Available records:
--- Begin ---
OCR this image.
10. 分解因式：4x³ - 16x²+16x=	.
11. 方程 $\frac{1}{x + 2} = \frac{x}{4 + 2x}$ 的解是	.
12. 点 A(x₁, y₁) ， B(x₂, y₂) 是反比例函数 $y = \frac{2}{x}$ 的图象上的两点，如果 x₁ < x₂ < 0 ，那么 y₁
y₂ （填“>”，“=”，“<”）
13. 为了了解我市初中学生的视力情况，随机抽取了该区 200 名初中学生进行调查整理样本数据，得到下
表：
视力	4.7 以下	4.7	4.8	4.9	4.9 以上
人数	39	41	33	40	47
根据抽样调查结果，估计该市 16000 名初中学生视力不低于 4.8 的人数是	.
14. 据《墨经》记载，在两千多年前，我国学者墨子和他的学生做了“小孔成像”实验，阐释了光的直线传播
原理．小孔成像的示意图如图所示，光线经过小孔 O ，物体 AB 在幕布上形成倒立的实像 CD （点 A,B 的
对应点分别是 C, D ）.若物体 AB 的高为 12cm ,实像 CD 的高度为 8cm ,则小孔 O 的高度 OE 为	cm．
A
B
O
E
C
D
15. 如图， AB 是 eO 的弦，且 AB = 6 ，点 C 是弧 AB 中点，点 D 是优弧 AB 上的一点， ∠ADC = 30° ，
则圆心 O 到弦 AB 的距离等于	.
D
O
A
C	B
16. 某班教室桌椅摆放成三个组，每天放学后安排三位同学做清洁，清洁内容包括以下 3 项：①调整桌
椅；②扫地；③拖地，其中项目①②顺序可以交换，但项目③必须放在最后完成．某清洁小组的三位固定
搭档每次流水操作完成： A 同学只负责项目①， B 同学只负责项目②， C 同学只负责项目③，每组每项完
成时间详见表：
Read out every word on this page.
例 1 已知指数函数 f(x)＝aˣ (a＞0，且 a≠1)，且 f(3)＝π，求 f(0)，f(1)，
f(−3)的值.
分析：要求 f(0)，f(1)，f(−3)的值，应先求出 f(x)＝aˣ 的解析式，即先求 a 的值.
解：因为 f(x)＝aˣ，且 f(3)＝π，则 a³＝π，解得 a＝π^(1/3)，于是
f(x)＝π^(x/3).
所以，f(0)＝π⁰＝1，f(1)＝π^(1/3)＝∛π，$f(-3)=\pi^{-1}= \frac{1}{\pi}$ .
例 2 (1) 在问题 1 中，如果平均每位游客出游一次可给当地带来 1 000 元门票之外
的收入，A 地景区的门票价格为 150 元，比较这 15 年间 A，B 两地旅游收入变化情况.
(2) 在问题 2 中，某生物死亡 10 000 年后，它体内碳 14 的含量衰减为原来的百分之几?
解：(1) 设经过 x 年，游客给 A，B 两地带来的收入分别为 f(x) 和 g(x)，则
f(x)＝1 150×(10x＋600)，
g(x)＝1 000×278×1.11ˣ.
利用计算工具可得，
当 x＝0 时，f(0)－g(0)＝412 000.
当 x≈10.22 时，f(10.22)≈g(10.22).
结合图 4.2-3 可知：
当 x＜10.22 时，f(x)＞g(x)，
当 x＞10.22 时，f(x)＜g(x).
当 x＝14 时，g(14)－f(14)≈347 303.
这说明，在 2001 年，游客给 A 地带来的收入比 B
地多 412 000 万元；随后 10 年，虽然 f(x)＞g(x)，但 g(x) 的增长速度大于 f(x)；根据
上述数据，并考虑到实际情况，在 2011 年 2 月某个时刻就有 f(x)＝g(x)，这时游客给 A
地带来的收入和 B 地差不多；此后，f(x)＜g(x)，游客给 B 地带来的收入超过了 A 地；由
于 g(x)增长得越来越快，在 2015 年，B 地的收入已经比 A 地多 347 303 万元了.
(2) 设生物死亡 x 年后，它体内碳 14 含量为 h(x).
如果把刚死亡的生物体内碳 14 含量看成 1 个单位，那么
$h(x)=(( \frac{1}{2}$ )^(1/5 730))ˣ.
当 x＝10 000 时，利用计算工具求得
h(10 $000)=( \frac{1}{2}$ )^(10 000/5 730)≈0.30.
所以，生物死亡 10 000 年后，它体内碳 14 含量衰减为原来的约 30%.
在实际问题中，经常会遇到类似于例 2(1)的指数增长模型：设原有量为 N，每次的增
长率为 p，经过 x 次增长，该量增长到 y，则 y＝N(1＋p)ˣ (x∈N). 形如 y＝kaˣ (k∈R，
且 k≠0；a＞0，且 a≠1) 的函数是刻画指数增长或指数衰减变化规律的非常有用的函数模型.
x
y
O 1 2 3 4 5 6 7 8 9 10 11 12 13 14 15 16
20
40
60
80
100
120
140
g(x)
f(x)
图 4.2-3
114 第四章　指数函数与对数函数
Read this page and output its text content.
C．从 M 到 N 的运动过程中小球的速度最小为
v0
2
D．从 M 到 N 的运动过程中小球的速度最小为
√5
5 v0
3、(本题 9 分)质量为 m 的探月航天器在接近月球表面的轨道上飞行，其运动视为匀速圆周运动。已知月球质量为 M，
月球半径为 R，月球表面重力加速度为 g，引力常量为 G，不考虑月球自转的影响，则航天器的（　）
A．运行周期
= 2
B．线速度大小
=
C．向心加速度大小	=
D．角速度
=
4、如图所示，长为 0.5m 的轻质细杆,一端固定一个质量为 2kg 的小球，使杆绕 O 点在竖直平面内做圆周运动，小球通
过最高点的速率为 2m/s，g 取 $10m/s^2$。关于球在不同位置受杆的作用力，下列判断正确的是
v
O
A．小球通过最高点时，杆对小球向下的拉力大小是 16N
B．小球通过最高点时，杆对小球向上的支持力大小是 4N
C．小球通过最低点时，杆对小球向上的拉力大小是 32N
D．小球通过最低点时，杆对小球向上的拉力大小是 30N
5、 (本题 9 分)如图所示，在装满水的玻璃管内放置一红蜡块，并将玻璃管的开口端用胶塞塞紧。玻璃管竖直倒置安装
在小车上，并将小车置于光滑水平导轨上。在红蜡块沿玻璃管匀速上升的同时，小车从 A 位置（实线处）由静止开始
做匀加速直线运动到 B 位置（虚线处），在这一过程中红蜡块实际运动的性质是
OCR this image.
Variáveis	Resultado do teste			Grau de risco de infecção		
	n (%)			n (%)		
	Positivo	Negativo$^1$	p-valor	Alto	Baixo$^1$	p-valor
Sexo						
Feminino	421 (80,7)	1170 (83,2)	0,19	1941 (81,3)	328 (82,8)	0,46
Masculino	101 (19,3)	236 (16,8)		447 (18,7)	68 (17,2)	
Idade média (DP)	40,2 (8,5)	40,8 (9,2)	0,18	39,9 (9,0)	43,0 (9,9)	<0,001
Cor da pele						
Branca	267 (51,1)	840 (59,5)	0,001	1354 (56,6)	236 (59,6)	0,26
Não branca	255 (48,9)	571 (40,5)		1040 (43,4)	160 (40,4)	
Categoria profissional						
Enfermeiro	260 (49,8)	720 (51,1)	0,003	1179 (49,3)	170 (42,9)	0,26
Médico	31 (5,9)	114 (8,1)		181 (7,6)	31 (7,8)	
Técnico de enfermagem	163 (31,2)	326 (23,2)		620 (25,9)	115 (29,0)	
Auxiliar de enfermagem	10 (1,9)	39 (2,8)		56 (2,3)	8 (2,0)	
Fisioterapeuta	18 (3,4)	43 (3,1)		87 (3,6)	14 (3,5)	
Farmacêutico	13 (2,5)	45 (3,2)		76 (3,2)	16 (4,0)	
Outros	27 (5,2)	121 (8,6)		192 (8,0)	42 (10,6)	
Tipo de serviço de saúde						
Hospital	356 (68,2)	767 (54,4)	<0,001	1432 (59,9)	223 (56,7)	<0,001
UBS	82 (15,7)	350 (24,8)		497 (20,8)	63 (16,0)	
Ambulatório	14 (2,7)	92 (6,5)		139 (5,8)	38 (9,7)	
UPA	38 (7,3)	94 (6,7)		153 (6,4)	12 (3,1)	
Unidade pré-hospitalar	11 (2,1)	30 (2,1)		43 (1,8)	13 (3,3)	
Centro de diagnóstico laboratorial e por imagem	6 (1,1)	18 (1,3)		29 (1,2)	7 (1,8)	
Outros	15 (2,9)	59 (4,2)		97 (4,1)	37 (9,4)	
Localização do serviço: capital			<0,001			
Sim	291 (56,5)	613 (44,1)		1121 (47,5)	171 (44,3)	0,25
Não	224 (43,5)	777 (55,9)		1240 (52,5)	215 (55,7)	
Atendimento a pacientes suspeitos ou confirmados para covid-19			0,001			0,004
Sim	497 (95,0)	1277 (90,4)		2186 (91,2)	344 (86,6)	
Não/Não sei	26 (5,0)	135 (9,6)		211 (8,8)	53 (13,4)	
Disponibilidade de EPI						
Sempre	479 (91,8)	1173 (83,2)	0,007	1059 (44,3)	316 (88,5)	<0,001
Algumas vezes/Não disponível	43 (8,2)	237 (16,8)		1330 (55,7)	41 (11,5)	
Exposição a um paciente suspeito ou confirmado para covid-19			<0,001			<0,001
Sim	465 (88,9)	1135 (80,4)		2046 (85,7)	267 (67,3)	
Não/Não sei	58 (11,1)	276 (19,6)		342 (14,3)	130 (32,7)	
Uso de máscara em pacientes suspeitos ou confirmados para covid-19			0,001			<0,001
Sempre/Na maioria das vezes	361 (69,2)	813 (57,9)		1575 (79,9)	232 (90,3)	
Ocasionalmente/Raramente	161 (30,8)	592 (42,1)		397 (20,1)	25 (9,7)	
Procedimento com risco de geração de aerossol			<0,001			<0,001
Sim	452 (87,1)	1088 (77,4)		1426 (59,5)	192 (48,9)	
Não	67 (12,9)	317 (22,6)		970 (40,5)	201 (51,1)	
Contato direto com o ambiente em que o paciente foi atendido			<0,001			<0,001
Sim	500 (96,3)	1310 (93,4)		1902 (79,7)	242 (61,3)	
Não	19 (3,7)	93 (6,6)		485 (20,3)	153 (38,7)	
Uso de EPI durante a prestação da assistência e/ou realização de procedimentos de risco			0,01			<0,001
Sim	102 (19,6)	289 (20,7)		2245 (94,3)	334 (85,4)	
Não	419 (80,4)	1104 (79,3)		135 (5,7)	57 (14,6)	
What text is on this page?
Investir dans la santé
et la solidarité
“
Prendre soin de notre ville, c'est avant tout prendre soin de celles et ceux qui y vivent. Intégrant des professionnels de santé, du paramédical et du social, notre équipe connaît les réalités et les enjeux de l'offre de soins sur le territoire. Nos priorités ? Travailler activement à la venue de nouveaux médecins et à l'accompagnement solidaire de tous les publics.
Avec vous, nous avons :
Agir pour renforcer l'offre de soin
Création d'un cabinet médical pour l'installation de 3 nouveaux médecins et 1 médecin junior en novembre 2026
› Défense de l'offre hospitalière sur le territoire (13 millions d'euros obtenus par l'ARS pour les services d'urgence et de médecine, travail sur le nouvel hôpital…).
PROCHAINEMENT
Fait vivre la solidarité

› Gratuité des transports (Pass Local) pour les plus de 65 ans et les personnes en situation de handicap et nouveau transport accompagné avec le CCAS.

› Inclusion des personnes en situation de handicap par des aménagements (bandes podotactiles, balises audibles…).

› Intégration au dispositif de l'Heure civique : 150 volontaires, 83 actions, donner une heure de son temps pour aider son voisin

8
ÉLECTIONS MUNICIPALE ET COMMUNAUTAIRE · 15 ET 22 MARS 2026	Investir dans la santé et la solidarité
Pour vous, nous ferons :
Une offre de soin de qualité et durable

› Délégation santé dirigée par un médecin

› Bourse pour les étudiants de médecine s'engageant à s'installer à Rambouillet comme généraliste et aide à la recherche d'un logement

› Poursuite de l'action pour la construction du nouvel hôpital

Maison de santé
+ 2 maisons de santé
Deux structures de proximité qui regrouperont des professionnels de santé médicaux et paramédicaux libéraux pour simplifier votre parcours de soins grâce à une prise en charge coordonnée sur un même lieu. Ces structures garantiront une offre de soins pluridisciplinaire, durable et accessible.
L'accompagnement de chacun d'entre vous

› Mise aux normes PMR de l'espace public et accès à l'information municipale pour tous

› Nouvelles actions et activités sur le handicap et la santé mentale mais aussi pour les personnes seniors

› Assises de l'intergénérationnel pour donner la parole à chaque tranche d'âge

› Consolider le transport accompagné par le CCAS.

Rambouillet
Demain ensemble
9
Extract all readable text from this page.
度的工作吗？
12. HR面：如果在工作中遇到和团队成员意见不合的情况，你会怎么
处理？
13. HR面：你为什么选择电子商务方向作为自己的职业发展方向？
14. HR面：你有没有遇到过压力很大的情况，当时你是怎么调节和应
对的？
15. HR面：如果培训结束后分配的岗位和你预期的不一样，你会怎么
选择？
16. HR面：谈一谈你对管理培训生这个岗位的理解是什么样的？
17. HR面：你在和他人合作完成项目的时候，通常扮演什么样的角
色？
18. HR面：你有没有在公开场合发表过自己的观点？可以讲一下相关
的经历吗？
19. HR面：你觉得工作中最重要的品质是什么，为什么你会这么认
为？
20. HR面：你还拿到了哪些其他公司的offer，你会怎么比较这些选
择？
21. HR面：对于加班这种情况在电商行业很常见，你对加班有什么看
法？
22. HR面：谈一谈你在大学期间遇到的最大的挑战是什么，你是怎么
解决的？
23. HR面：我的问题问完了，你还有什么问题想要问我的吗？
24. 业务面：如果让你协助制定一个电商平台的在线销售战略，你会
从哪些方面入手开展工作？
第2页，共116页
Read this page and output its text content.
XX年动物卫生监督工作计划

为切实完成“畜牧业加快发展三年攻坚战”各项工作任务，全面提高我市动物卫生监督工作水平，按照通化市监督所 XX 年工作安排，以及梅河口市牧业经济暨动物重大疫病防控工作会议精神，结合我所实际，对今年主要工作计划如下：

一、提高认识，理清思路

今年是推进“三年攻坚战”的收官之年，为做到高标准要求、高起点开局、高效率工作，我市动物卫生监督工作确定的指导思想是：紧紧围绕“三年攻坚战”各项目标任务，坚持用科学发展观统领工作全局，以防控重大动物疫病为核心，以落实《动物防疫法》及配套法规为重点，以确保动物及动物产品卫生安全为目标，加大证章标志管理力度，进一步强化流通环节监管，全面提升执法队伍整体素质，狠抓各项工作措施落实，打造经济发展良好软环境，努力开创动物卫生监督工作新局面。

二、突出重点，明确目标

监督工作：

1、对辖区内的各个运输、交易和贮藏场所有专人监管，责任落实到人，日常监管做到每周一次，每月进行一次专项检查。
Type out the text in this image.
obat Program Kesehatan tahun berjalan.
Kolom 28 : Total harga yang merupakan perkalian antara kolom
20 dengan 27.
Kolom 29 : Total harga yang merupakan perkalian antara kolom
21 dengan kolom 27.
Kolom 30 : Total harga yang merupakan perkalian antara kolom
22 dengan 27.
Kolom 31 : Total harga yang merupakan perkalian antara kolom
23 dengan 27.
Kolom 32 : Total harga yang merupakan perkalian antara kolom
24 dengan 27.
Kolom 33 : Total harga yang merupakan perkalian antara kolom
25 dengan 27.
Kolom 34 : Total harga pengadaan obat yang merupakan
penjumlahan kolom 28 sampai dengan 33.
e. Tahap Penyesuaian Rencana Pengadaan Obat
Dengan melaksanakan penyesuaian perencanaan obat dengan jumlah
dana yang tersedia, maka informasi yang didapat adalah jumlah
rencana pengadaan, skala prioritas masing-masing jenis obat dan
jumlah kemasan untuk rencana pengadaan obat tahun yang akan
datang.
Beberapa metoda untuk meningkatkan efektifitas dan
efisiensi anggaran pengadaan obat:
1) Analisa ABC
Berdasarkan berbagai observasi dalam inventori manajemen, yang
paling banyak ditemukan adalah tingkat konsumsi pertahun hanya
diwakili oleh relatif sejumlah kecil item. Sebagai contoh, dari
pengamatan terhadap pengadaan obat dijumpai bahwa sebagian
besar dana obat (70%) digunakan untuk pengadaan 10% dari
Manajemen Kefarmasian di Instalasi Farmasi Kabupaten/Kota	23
--- End ---
Exercise objective: Where a line contains the string "this", extract that line.

Answer below:
OCR this image.
Read out every word on this page.
Read this page and output its text content.
OCR this image.
What text is on this page?
Extract all readable text from this page.
Read this page and output its text content.
Type out the text in this image.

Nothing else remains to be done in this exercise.